_Input material_.

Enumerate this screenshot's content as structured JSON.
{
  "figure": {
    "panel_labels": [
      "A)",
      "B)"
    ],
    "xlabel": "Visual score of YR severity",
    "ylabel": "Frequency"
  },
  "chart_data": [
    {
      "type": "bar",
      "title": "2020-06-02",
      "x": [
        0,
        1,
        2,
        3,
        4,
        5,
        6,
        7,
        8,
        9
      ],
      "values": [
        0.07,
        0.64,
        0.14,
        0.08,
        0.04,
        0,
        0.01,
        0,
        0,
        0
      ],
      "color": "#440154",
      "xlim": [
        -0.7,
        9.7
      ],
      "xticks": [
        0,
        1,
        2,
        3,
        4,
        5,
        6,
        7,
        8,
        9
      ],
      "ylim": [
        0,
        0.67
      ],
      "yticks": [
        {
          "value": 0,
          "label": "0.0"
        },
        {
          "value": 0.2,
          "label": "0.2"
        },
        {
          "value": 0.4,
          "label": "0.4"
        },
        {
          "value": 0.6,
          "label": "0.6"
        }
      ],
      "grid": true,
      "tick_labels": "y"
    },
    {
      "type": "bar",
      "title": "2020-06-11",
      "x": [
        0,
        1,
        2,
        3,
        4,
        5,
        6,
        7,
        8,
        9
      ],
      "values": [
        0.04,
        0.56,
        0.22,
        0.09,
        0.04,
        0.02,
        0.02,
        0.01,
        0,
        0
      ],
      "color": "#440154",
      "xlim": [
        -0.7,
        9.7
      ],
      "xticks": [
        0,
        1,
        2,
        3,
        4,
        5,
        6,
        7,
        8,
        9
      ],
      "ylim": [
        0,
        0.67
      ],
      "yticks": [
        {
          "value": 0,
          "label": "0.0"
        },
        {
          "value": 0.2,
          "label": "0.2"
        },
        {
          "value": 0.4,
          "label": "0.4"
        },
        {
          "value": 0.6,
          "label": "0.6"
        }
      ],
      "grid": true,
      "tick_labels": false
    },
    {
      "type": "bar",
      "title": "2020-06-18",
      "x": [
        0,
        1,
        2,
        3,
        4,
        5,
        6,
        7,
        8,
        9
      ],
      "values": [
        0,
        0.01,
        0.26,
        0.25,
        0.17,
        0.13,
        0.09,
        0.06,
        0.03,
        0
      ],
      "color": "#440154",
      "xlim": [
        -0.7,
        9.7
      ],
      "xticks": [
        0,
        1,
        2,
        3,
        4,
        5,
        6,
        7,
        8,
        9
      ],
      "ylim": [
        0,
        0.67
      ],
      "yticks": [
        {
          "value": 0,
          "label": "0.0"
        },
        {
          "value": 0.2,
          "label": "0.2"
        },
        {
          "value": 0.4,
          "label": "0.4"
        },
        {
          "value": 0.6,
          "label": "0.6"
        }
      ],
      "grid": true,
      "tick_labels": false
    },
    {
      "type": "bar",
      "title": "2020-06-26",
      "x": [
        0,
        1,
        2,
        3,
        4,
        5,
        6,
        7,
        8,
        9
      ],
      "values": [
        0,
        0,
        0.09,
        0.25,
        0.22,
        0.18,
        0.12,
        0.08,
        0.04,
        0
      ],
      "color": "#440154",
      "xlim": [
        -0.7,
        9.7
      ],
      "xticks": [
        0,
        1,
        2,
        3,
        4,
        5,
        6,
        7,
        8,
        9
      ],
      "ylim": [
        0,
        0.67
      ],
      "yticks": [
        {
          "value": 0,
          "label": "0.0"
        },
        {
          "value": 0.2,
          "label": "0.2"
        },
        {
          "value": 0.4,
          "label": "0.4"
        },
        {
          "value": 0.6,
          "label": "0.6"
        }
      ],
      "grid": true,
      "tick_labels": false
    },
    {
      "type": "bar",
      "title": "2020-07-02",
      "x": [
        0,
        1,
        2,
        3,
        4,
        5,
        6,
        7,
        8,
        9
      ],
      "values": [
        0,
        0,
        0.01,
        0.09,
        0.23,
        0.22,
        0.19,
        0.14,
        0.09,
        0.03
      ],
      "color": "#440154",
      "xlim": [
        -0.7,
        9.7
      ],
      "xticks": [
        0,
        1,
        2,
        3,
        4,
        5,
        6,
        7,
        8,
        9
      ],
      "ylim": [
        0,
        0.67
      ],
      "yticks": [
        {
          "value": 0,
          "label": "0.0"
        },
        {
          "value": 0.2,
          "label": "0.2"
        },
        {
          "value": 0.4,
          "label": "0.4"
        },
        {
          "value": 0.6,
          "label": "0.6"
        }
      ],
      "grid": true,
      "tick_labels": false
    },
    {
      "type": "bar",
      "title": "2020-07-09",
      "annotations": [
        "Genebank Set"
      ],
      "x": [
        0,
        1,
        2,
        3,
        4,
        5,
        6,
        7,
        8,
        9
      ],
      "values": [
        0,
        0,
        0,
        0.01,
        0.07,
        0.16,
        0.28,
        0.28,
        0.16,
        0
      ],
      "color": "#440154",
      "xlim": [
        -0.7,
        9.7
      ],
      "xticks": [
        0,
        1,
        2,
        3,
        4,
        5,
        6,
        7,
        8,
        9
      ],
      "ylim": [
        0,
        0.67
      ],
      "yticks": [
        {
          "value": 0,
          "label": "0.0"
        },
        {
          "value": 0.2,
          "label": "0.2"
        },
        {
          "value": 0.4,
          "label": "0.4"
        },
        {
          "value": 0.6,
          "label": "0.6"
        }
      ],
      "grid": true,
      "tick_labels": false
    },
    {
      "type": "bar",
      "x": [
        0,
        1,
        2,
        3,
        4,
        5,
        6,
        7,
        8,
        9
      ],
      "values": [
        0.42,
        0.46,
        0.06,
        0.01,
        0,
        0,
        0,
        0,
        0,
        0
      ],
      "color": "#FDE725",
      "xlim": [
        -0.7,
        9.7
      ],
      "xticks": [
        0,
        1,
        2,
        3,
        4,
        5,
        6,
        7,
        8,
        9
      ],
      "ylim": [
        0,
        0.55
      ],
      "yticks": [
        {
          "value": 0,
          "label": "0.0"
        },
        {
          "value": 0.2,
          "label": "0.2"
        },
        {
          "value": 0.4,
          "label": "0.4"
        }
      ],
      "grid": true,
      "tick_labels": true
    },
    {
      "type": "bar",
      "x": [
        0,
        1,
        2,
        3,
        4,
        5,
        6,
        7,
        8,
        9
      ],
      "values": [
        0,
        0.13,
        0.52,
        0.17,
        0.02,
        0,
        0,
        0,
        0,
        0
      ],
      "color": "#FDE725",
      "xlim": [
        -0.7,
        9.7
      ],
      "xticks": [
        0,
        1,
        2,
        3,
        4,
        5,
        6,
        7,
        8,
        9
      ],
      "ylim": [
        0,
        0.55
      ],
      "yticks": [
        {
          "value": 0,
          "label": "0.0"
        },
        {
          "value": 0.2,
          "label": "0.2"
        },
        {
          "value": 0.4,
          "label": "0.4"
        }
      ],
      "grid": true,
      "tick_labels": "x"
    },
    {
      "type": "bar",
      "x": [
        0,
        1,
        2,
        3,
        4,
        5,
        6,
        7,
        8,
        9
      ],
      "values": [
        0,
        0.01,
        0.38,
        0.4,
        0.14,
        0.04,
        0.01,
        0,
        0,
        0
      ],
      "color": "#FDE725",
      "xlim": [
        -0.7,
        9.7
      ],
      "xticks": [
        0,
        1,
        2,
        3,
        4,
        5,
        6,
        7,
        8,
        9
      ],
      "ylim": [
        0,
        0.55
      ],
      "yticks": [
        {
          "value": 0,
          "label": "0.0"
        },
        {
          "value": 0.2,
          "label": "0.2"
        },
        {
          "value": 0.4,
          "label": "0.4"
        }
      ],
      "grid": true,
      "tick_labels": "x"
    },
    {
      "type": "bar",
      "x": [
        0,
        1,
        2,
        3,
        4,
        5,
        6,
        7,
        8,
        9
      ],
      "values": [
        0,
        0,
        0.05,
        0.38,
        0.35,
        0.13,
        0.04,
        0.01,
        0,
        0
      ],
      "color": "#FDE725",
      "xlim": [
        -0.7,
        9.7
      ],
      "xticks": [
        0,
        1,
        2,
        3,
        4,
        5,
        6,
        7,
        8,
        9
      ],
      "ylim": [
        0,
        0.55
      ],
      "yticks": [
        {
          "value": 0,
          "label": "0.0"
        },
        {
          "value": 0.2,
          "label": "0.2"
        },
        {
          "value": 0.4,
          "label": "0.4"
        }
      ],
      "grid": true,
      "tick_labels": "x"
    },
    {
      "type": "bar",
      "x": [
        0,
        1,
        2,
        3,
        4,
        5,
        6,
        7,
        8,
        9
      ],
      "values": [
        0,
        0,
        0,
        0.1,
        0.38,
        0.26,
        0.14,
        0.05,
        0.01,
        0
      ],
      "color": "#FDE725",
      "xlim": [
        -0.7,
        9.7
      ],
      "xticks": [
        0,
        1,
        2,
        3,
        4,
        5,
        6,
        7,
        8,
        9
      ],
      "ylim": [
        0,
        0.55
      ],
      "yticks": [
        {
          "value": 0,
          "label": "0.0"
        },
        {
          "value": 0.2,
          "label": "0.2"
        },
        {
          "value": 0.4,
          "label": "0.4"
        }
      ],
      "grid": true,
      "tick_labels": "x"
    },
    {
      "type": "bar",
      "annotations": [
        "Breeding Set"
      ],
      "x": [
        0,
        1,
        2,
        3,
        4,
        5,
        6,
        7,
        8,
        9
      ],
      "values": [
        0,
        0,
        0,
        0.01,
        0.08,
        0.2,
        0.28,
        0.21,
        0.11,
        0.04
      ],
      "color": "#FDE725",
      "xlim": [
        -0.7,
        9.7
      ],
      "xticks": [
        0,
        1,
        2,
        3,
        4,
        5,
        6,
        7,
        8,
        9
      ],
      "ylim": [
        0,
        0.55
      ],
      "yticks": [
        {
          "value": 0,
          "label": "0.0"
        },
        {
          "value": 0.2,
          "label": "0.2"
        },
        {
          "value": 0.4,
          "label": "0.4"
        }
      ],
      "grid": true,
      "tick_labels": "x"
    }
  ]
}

_Problem statement_.
Which lines hold the word "title"? Copy each of them from the records.

_Answer to this exercise_.
      "title": "2020-06-02",
      "title": "2020-06-11",
      "title": "2020-06-18",
      "title": "2020-06-26",
      "title": "2020-07-02",
      "title": "2020-07-09",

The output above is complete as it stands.